REQUIRED TASK: Pick out every line with the word "URBANO" and copy it.

DATA FOR THIS TASK:

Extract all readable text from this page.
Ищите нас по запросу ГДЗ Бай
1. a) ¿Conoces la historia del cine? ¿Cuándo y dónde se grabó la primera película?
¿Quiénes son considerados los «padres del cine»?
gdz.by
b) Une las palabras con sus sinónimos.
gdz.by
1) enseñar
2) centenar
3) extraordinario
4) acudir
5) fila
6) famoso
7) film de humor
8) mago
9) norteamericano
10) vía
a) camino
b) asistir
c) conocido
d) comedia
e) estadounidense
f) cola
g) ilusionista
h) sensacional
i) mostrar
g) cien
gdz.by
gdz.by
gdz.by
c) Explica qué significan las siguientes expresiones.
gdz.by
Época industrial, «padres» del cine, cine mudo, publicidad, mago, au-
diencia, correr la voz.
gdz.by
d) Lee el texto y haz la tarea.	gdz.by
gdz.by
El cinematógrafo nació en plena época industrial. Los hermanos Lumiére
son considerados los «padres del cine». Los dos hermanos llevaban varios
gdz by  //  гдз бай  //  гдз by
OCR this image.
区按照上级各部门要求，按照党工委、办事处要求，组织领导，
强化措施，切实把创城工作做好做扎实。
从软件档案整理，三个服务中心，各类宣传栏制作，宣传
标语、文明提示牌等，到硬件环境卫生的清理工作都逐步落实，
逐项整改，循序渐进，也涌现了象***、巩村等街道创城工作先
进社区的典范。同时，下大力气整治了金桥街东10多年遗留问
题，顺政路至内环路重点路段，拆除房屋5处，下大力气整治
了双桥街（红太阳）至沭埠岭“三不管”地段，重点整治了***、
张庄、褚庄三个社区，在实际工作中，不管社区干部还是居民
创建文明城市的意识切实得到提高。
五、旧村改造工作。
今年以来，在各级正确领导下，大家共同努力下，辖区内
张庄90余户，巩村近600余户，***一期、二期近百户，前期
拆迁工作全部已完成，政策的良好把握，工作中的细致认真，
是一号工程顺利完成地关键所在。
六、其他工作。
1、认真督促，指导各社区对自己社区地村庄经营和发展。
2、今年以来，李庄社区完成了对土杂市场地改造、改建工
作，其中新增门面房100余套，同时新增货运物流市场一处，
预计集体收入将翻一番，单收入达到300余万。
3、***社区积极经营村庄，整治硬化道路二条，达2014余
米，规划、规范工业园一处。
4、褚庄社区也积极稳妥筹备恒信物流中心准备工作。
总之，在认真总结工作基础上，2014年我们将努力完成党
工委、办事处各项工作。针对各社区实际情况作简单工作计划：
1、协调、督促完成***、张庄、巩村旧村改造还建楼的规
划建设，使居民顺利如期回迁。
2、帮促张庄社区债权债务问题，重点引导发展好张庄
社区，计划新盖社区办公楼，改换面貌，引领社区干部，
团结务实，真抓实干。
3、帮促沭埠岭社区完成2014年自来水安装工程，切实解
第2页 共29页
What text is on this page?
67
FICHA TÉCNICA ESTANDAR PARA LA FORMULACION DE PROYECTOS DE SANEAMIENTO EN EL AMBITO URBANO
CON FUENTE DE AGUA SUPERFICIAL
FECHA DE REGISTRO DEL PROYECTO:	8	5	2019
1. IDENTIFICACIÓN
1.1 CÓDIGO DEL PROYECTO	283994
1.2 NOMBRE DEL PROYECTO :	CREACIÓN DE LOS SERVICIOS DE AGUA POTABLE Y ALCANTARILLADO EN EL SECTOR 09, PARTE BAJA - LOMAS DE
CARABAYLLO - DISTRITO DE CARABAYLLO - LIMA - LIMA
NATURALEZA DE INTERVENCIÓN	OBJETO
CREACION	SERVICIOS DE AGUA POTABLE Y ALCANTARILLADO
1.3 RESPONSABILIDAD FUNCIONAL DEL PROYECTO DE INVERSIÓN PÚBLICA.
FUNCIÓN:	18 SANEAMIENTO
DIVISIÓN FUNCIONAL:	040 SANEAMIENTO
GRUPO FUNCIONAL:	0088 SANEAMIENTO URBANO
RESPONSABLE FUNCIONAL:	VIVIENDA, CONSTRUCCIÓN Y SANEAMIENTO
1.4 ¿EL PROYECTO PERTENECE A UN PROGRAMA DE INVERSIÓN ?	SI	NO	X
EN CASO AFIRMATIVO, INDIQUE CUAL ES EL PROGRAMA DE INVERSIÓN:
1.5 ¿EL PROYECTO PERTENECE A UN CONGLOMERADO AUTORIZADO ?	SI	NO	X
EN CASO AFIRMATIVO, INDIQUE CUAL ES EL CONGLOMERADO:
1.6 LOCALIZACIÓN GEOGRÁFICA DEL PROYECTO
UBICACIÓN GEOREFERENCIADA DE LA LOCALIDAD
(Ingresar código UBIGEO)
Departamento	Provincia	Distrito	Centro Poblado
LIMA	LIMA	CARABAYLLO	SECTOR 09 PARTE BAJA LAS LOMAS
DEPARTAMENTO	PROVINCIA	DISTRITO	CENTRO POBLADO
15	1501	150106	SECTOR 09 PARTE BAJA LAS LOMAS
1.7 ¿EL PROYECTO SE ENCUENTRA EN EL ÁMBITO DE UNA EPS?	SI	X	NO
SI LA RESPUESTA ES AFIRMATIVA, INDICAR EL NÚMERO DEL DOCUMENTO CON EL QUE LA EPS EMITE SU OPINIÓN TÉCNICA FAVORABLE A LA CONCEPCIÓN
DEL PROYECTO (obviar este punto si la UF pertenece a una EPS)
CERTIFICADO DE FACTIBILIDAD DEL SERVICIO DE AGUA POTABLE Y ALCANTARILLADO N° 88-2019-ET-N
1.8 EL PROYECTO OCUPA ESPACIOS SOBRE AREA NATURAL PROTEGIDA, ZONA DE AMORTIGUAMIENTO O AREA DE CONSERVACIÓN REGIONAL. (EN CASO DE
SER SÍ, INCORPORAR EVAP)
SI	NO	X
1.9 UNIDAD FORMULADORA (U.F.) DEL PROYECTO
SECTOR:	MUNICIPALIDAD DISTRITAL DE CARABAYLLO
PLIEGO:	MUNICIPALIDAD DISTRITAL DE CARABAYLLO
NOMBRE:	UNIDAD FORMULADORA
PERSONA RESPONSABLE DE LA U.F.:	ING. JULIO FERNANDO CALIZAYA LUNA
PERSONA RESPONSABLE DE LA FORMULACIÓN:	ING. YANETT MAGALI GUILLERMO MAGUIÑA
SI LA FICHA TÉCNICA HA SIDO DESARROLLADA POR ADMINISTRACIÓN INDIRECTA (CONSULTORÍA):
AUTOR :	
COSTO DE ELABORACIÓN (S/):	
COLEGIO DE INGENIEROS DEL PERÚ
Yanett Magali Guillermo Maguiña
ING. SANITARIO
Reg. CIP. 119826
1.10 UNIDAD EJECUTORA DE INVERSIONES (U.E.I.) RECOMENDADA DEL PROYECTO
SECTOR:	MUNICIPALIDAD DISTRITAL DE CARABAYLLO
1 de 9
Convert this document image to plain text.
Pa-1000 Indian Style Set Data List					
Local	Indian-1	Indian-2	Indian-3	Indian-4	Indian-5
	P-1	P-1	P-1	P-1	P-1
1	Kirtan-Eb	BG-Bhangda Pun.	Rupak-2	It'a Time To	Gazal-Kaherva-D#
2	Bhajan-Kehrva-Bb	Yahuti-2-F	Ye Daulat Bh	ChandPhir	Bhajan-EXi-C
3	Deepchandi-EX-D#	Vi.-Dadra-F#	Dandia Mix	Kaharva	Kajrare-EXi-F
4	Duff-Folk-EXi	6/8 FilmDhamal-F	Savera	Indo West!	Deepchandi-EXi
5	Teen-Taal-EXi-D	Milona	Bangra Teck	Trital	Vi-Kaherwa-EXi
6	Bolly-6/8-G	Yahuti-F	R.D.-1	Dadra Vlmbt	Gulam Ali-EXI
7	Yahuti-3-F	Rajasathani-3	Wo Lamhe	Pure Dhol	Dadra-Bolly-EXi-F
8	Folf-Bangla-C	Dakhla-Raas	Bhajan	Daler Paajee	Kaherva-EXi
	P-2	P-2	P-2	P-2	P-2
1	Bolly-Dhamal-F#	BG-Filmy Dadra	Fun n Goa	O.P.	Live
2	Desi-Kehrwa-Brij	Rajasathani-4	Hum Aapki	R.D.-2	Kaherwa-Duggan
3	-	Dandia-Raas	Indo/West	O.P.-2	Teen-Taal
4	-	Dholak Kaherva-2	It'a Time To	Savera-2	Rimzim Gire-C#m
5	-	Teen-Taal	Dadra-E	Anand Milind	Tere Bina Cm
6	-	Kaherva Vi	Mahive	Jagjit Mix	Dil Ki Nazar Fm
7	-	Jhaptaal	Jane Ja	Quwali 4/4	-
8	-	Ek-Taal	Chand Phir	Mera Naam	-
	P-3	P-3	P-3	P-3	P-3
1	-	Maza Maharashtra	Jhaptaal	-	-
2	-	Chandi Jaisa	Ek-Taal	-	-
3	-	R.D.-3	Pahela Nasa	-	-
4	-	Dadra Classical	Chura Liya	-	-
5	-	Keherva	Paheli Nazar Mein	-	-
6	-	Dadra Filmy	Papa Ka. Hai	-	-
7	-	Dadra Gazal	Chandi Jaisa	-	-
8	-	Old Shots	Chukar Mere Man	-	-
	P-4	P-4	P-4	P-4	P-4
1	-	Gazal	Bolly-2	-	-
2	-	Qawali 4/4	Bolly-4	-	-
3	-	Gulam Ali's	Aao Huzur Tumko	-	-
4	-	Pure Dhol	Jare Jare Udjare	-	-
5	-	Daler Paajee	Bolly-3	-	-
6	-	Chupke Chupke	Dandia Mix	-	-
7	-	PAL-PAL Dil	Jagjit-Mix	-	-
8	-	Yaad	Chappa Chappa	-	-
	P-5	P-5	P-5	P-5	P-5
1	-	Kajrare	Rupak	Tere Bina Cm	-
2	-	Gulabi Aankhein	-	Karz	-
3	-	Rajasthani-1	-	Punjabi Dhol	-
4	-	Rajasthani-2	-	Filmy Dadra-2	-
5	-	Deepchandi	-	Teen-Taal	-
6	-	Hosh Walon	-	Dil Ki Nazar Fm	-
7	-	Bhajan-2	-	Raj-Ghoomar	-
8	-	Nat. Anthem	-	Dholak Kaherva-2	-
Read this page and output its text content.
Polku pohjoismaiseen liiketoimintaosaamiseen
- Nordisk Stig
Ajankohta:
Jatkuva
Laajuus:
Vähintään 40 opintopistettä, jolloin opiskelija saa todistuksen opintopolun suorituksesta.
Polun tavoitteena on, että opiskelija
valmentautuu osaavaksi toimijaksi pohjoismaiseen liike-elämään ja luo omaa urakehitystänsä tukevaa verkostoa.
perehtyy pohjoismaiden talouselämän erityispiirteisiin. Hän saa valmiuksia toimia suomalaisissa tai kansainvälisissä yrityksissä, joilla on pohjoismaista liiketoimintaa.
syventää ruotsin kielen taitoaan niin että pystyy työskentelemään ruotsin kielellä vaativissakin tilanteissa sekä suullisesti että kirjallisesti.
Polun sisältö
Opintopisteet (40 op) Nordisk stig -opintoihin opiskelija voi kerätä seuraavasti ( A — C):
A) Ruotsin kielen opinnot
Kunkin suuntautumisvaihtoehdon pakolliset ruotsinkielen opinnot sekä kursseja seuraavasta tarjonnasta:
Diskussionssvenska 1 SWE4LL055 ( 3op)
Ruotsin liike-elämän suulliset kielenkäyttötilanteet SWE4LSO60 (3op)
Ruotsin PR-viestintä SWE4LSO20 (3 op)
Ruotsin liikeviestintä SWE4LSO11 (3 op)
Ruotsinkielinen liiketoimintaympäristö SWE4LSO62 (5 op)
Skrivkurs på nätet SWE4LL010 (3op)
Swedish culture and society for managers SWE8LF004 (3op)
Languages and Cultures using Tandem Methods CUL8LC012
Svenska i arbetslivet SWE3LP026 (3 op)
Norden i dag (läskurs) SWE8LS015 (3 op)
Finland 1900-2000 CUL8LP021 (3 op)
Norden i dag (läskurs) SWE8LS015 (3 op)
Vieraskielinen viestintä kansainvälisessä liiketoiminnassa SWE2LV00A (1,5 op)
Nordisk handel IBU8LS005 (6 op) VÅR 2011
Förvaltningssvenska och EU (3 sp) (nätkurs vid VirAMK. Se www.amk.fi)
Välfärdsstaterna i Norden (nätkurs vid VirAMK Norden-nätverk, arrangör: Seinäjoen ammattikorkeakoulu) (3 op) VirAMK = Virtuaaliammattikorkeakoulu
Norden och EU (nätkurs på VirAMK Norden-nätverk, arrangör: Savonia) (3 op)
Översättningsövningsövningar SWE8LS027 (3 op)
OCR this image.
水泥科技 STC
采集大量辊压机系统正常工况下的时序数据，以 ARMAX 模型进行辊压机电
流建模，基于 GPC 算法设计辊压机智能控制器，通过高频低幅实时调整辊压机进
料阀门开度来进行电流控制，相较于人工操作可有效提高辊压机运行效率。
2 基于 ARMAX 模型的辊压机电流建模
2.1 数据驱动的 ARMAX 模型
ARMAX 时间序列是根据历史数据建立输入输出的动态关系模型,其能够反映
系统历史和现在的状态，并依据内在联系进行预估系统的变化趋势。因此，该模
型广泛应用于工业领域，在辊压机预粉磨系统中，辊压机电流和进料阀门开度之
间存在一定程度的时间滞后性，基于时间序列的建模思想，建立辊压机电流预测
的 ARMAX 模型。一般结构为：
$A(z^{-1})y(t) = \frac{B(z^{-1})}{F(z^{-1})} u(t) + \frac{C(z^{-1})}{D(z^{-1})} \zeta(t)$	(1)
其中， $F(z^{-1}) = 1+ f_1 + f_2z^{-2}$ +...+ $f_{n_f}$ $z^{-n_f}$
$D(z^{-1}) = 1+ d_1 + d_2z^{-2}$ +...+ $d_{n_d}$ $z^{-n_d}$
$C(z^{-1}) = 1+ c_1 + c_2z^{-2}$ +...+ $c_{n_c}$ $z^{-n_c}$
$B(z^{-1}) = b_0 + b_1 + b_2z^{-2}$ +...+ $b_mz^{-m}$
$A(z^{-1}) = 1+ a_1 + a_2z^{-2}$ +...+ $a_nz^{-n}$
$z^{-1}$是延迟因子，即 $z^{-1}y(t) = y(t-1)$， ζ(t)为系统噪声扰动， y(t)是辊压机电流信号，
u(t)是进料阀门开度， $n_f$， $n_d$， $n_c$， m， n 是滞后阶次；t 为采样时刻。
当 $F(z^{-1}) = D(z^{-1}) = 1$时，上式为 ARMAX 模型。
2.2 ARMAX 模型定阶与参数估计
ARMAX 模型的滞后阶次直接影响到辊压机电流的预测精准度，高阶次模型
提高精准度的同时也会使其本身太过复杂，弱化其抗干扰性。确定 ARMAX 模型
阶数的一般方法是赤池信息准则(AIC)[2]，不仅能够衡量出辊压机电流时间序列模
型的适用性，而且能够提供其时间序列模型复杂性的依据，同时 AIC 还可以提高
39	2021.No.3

ANSWER IN FULL:
FICHA TÉCNICA ESTANDAR PARA LA FORMULACION DE PROYECTOS DE SANEAMIENTO EN EL AMBITO URBANO
GRUPO FUNCIONAL:	0088 SANEAMIENTO URBANO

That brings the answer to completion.